## [DIRECTIONS FOR THIS TASK]
Output every entry exactly as written, but omit the pictures.

Dataset rows about figures:
----
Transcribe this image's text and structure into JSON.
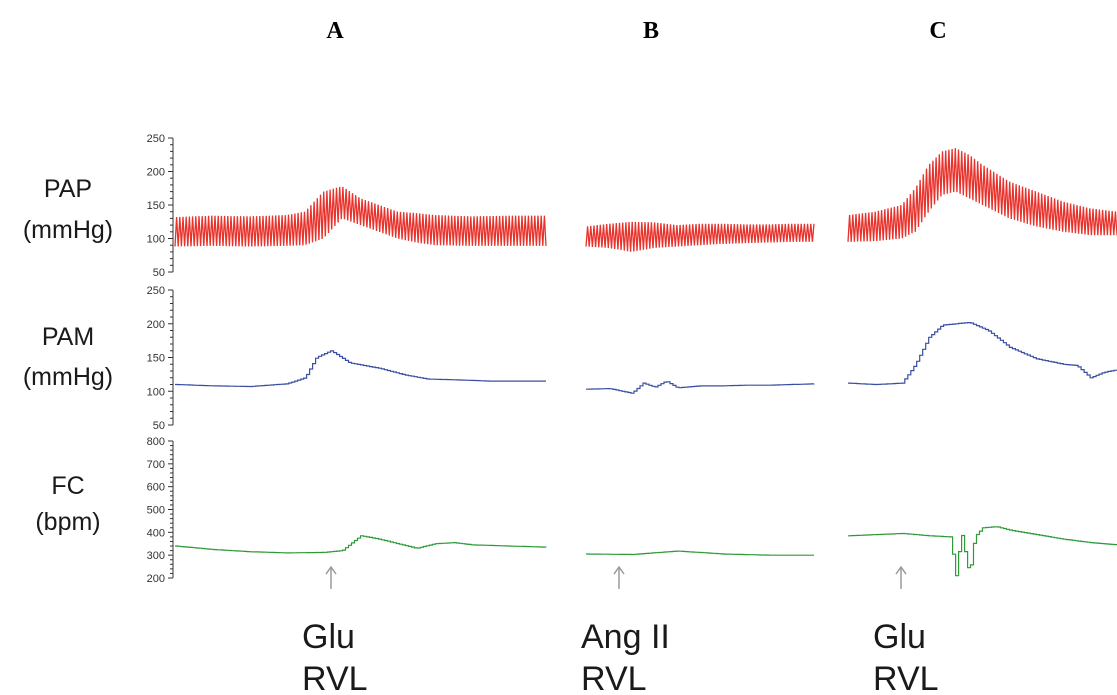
{
  "panels": [
    {
      "letter": "A",
      "stimulus": [
        "Glu",
        "RVL"
      ]
    },
    {
      "letter": "B",
      "stimulus": [
        "Ang II",
        "RVL"
      ]
    },
    {
      "letter": "C",
      "stimulus": [
        "Glu",
        "RVL"
      ]
    }
  ],
  "rows": [
    {
      "label": [
        "PAP",
        "(mmHg)"
      ],
      "color": "#e8322c",
      "ticks": [
        50,
        100,
        150,
        200,
        250
      ],
      "ylim": [
        50,
        250
      ]
    },
    {
      "label": [
        "PAM",
        "(mmHg)"
      ],
      "color": "#3a4fa0",
      "ticks": [
        50,
        100,
        150,
        200,
        250
      ],
      "ylim": [
        50,
        250
      ]
    },
    {
      "label": [
        "FC",
        "(bpm)"
      ],
      "color": "#2e9a3a",
      "ticks": [
        200,
        300,
        400,
        500,
        600,
        700,
        800
      ],
      "ylim": [
        200,
        800
      ]
    }
  ],
  "arrow_color": "#9a9a9a",
  "chart_data": [
    {
      "type": "line",
      "panel": "A",
      "row": "PAP",
      "x": [
        0,
        0.1,
        0.2,
        0.3,
        0.35,
        0.4,
        0.45,
        0.5,
        0.6,
        0.65,
        0.7,
        0.8,
        0.9,
        1.0
      ],
      "y_min": [
        88,
        89,
        88,
        89,
        90,
        100,
        130,
        120,
        100,
        94,
        90,
        89,
        89,
        89
      ],
      "y_max": [
        132,
        134,
        133,
        135,
        140,
        170,
        178,
        160,
        140,
        138,
        135,
        133,
        134,
        134
      ],
      "ylim": [
        50,
        250
      ]
    },
    {
      "type": "line",
      "panel": "B",
      "row": "PAP",
      "x": [
        0,
        0.1,
        0.2,
        0.3,
        0.4,
        0.5,
        0.6,
        0.7,
        0.8,
        0.9,
        1.0
      ],
      "y_min": [
        88,
        86,
        80,
        86,
        88,
        90,
        92,
        93,
        94,
        95,
        95
      ],
      "y_max": [
        118,
        122,
        125,
        124,
        120,
        122,
        122,
        121,
        121,
        122,
        122
      ],
      "ylim": [
        50,
        250
      ]
    },
    {
      "type": "line",
      "panel": "C",
      "row": "PAP",
      "x": [
        0,
        0.1,
        0.2,
        0.25,
        0.3,
        0.35,
        0.4,
        0.45,
        0.5,
        0.6,
        0.7,
        0.8,
        0.9,
        1.0
      ],
      "y_min": [
        95,
        96,
        100,
        110,
        140,
        165,
        170,
        160,
        150,
        130,
        118,
        110,
        105,
        105
      ],
      "y_max": [
        135,
        140,
        150,
        175,
        210,
        230,
        235,
        225,
        210,
        185,
        170,
        155,
        145,
        140
      ],
      "ylim": [
        50,
        250
      ]
    },
    {
      "type": "line",
      "panel": "A",
      "row": "PAM",
      "x": [
        0,
        0.1,
        0.2,
        0.3,
        0.35,
        0.38,
        0.42,
        0.47,
        0.55,
        0.62,
        0.68,
        0.75,
        0.85,
        1.0
      ],
      "y": [
        110,
        108,
        107,
        111,
        120,
        150,
        160,
        142,
        134,
        124,
        118,
        117,
        115,
        115
      ],
      "ylim": [
        50,
        250
      ]
    },
    {
      "type": "line",
      "panel": "B",
      "row": "PAM",
      "x": [
        0,
        0.1,
        0.2,
        0.25,
        0.3,
        0.35,
        0.4,
        0.5,
        0.6,
        0.7,
        0.8,
        0.9,
        1.0
      ],
      "y": [
        103,
        104,
        97,
        112,
        106,
        115,
        105,
        108,
        108,
        109,
        109,
        110,
        111
      ],
      "ylim": [
        50,
        250
      ]
    },
    {
      "type": "line",
      "panel": "C",
      "row": "PAM",
      "x": [
        0,
        0.1,
        0.2,
        0.25,
        0.3,
        0.35,
        0.45,
        0.52,
        0.6,
        0.7,
        0.8,
        0.85,
        0.9,
        0.95,
        1.0
      ],
      "y": [
        112,
        110,
        112,
        140,
        180,
        198,
        202,
        190,
        165,
        148,
        140,
        138,
        120,
        128,
        132
      ],
      "ylim": [
        50,
        250
      ]
    },
    {
      "type": "line",
      "panel": "A",
      "row": "FC",
      "x": [
        0,
        0.1,
        0.2,
        0.3,
        0.4,
        0.45,
        0.5,
        0.55,
        0.6,
        0.65,
        0.7,
        0.75,
        0.8,
        0.9,
        1.0
      ],
      "y": [
        340,
        325,
        315,
        310,
        312,
        320,
        385,
        370,
        350,
        330,
        350,
        355,
        345,
        340,
        335
      ],
      "ylim": [
        200,
        800
      ]
    },
    {
      "type": "line",
      "panel": "B",
      "row": "FC",
      "x": [
        0,
        0.2,
        0.4,
        0.6,
        0.8,
        1.0
      ],
      "y": [
        305,
        303,
        318,
        305,
        300,
        300
      ],
      "ylim": [
        200,
        800
      ]
    },
    {
      "type": "line",
      "panel": "C",
      "row": "FC",
      "x": [
        0,
        0.1,
        0.2,
        0.3,
        0.38,
        0.4,
        0.42,
        0.45,
        0.47,
        0.5,
        0.55,
        0.6,
        0.7,
        0.8,
        0.9,
        1.0
      ],
      "y": [
        385,
        390,
        395,
        385,
        380,
        210,
        400,
        210,
        380,
        420,
        425,
        410,
        390,
        370,
        355,
        345
      ],
      "ylim": [
        200,
        800
      ]
    }
  ]
}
----
## [RESPONSE]
Transcribe this image's text and structure into JSON.
{
  "panels": [
    {
      "letter": "A",
      "stimulus": [
        "Glu",
        "RVL"
      ]
    },
    {
      "letter": "B",
      "stimulus": [
        "Ang II",
        "RVL"
      ]
    },
    {
      "letter": "C",
      "stimulus": [
        "Glu",
        "RVL"
      ]
    }
  ],
  "rows": [
    {
      "label": [
        "PAP",
        "(mmHg)"
      ],
      "color": "#e8322c",
      "ticks": [
        50,
        100,
        150,
        200,
        250
      ],
      "ylim": [
        50,
        250
      ]
    },
    {
      "label": [
        "PAM",
        "(mmHg)"
      ],
      "color": "#3a4fa0",
      "ticks": [
        50,
        100,
        150,
        200,
        250
      ],
      "ylim": [
        50,
        250
      ]
    },
    {
      "label": [
        "FC",
        "(bpm)"
      ],
      "color": "#2e9a3a",
      "ticks": [
        200,
        300,
        400,
        500,
        600,
        700,
        800
      ],
      "ylim": [
        200,
        800
      ]
    }
  ],
  "arrow_color": "#9a9a9a",
  "chart_data": [
    {
      "type": "line",
      "panel": "A",
      "row": "PAP",
      "x": [
        0,
        0.1,
        0.2,
        0.3,
        0.35,
        0.4,
        0.45,
        0.5,
        0.6,
        0.65,
        0.7,
        0.8,
        0.9,
        1.0
      ],
      "y_min": [
        88,
        89,
        88,
        89,
        90,
        100,
        130,
        120,
        100,
        94,
        90,
        89,
        89,
        89
      ],
      "y_max": [
        132,
        134,
        133,
        135,
        140,
        170,
        178,
        160,
        140,
        138,
        135,
        133,
        134,
        134
      ],
      "ylim": [
        50,
        250
      ]
    },
    {
      "type": "line",
      "panel": "B",
      "row": "PAP",
      "x": [
        0,
        0.1,
        0.2,
        0.3,
        0.4,
        0.5,
        0.6,
        0.7,
        0.8,
        0.9,
        1.0
      ],
      "y_min": [
        88,
        86,
        80,
        86,
        88,
        90,
        92,
        93,
        94,
        95,
        95
      ],
      "y_max": [
        118,
        122,
        125,
        124,
        120,
        122,
        122,
        121,
        121,
        122,
        122
      ],
      "ylim": [
        50,
        250
      ]
    },
    {
      "type": "line",
      "panel": "C",
      "row": "PAP",
      "x": [
        0,
        0.1,
        0.2,
        0.25,
        0.3,
        0.35,
        0.4,
        0.45,
        0.5,
        0.6,
        0.7,
        0.8,
        0.9,
        1.0
      ],
      "y_min": [
        95,
        96,
        100,
        110,
        140,
        165,
        170,
        160,
        150,
        130,
        118,
        110,
        105,
        105
      ],
      "y_max": [
        135,
        140,
        150,
        175,
        210,
        230,
        235,
        225,
        210,
        185,
        170,
        155,
        145,
        140
      ],
      "ylim": [
        50,
        250
      ]
    },
    {
      "type": "line",
      "panel": "A",
      "row": "PAM",
      "x": [
        0,
        0.1,
        0.2,
        0.3,
        0.35,
        0.38,
        0.42,
        0.47,
        0.55,
        0.62,
        0.68,
        0.75,
        0.85,
        1.0
      ],
      "y": [
        110,
        108,
        107,
        111,
        120,
        150,
        160,
        142,
        134,
        124,
        118,
        117,
        115,
        115
      ],
      "ylim": [
        50,
        250
      ]
    },
    {
      "type": "line",
      "panel": "B",
      "row": "PAM",
      "x": [
        0,
        0.1,
        0.2,
        0.25,
        0.3,
        0.35,
        0.4,
        0.5,
        0.6,
        0.7,
        0.8,
        0.9,
        1.0
      ],
      "y": [
        103,
        104,
        97,
        112,
        106,
        115,
        105,
        108,
        108,
        109,
        109,
        110,
        111
      ],
      "ylim": [
        50,
        250
      ]
    },
    {
      "type": "line",
      "panel": "C",
      "row": "PAM",
      "x": [
        0,
        0.1,
        0.2,
        0.25,
        0.3,
        0.35,
        0.45,
        0.52,
        0.6,
        0.7,
        0.8,
        0.85,
        0.9,
        0.95,
        1.0
      ],
      "y": [
        112,
        110,
        112,
        140,
        180,
        198,
        202,
        190,
        165,
        148,
        140,
        138,
        120,
        128,
        132
      ],
      "ylim": [
        50,
        250
      ]
    },
    {
      "type": "line",
      "panel": "A",
      "row": "FC",
      "x": [
        0,
        0.1,
        0.2,
        0.3,
        0.4,
        0.45,
        0.5,
        0.55,
        0.6,
        0.65,
        0.7,
        0.75,
        0.8,
        0.9,
        1.0
      ],
      "y": [
        340,
        325,
        315,
        310,
        312,
        320,
        385,
        370,
        350,
        330,
        350,
        355,
        345,
        340,
        335
      ],
      "ylim": [
        200,
        800
      ]
    },
    {
      "type": "line",
      "panel": "B",
      "row": "FC",
      "x": [
        0,
        0.2,
        0.4,
        0.6,
        0.8,
        1.0
      ],
      "y": [
        305,
        303,
        318,
        305,
        300,
        300
      ],
      "ylim": [
        200,
        800
      ]
    },
    {
      "type": "line",
      "panel": "C",
      "row": "FC",
      "x": [
        0,
        0.1,
        0.2,
        0.3,
        0.38,
        0.4,
        0.42,
        0.45,
        0.47,
        0.5,
        0.55,
        0.6,
        0.7,
        0.8,
        0.9,
        1.0
      ],
      "y": [
        385,
        390,
        395,
        385,
        380,
        210,
        400,
        210,
        380,
        420,
        425,
        410,
        390,
        370,
        355,
        345
      ],
      "ylim": [
        200,
        800
      ]
    }
  ]
}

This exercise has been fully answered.